> _Source data_
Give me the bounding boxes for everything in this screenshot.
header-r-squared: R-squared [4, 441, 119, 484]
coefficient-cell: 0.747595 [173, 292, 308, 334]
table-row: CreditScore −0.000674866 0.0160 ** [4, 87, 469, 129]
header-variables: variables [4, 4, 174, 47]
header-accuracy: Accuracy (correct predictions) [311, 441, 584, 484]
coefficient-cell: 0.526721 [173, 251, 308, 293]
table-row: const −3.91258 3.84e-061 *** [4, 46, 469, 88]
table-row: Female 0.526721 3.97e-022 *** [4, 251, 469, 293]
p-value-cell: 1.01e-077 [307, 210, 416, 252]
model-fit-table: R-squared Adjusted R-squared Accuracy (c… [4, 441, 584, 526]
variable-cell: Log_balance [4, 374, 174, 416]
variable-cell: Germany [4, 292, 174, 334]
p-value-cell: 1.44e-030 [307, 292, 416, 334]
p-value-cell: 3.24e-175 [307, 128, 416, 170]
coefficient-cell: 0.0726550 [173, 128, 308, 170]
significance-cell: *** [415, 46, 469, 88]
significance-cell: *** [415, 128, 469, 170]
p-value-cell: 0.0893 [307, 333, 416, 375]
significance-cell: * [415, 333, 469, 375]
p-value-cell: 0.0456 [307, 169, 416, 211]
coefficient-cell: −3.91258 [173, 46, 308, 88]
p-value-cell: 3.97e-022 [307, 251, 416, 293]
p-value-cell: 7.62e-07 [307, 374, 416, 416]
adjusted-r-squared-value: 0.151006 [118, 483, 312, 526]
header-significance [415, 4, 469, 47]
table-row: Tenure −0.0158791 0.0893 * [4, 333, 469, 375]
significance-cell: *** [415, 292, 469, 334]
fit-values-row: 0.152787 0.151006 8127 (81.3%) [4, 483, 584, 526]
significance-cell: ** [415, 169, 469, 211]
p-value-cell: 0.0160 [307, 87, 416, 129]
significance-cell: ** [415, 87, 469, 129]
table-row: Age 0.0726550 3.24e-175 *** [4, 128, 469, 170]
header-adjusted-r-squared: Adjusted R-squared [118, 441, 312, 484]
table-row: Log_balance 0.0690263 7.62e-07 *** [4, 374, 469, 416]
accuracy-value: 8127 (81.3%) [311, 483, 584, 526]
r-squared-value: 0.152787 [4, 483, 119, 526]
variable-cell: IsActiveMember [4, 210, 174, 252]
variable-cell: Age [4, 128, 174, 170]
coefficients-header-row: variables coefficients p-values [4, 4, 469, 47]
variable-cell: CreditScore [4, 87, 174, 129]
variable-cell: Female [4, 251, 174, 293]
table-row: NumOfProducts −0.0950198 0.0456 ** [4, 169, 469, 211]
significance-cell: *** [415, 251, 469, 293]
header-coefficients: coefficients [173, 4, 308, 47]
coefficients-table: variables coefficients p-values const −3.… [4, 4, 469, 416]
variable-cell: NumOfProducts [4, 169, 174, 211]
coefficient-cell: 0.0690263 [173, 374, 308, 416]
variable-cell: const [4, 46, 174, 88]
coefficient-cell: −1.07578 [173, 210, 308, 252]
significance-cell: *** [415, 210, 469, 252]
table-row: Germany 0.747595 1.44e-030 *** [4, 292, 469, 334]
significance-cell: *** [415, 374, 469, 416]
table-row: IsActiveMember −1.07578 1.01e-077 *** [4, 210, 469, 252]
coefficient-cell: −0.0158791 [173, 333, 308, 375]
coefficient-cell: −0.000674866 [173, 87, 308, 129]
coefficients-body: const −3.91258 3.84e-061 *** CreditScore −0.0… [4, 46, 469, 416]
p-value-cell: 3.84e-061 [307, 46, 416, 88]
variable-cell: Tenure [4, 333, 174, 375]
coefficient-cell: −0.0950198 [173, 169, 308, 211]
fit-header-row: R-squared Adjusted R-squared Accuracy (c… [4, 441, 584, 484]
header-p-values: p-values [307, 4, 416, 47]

> _Exercise aim_
Copy out every one of the rows above, word for word, with nothing changed.

> _Final result_
Give me the bounding boxes for everything in this screenshot.
header-r-squared: R-squared [4, 441, 119, 484]
coefficient-cell: 0.747595 [173, 292, 308, 334]
table-row: CreditScore −0.000674866 0.0160 ** [4, 87, 469, 129]
header-variables: variables [4, 4, 174, 47]
header-accuracy: Accuracy (correct predictions) [311, 441, 584, 484]
coefficient-cell: 0.526721 [173, 251, 308, 293]
table-row: const −3.91258 3.84e-061 *** [4, 46, 469, 88]
table-row: Female 0.526721 3.97e-022 *** [4, 251, 469, 293]
p-value-cell: 1.01e-077 [307, 210, 416, 252]
model-fit-table: R-squared Adjusted R-squared Accuracy (c… [4, 441, 584, 526]
variable-cell: Log_balance [4, 374, 174, 416]
variable-cell: Germany [4, 292, 174, 334]
p-value-cell: 1.44e-030 [307, 292, 416, 334]
p-value-cell: 3.24e-175 [307, 128, 416, 170]
coefficient-cell: 0.0726550 [173, 128, 308, 170]
significance-cell: *** [415, 46, 469, 88]
significance-cell: *** [415, 128, 469, 170]
p-value-cell: 0.0893 [307, 333, 416, 375]
significance-cell: * [415, 333, 469, 375]
p-value-cell: 0.0456 [307, 169, 416, 211]
coefficient-cell: −3.91258 [173, 46, 308, 88]
p-value-cell: 3.97e-022 [307, 251, 416, 293]
p-value-cell: 7.62e-07 [307, 374, 416, 416]
adjusted-r-squared-value: 0.151006 [118, 483, 312, 526]
header-significance [415, 4, 469, 47]
table-row: Tenure −0.0158791 0.0893 * [4, 333, 469, 375]
significance-cell: *** [415, 292, 469, 334]
fit-values-row: 0.152787 0.151006 8127 (81.3%) [4, 483, 584, 526]
significance-cell: ** [415, 169, 469, 211]
p-value-cell: 0.0160 [307, 87, 416, 129]
significance-cell: ** [415, 87, 469, 129]
table-row: Age 0.0726550 3.24e-175 *** [4, 128, 469, 170]
header-adjusted-r-squared: Adjusted R-squared [118, 441, 312, 484]
table-row: Log_balance 0.0690263 7.62e-07 *** [4, 374, 469, 416]
accuracy-value: 8127 (81.3%) [311, 483, 584, 526]
r-squared-value: 0.152787 [4, 483, 119, 526]
variable-cell: IsActiveMember [4, 210, 174, 252]
variable-cell: Age [4, 128, 174, 170]
coefficients-header-row: variables coefficients p-values [4, 4, 469, 47]
variable-cell: CreditScore [4, 87, 174, 129]
variable-cell: Female [4, 251, 174, 293]
table-row: NumOfProducts −0.0950198 0.0456 ** [4, 169, 469, 211]
significance-cell: *** [415, 251, 469, 293]
header-coefficients: coefficients [173, 4, 308, 47]
coefficients-table: variables coefficients p-values const −3.… [4, 4, 469, 416]
variable-cell: NumOfProducts [4, 169, 174, 211]
coefficient-cell: 0.0690263 [173, 374, 308, 416]
variable-cell: const [4, 46, 174, 88]
coefficient-cell: −1.07578 [173, 210, 308, 252]
significance-cell: *** [415, 210, 469, 252]
table-row: Germany 0.747595 1.44e-030 *** [4, 292, 469, 334]
significance-cell: *** [415, 374, 469, 416]
table-row: IsActiveMember −1.07578 1.01e-077 *** [4, 210, 469, 252]
coefficient-cell: −0.0158791 [173, 333, 308, 375]
coefficient-cell: −0.000674866 [173, 87, 308, 129]
coefficients-body: const −3.91258 3.84e-061 *** CreditScore −0.0… [4, 46, 469, 416]
p-value-cell: 3.84e-061 [307, 46, 416, 88]
variable-cell: Tenure [4, 333, 174, 375]
coefficient-cell: −0.0950198 [173, 169, 308, 211]
fit-header-row: R-squared Adjusted R-squared Accuracy (c… [4, 441, 584, 484]
header-p-values: p-values [307, 4, 416, 47]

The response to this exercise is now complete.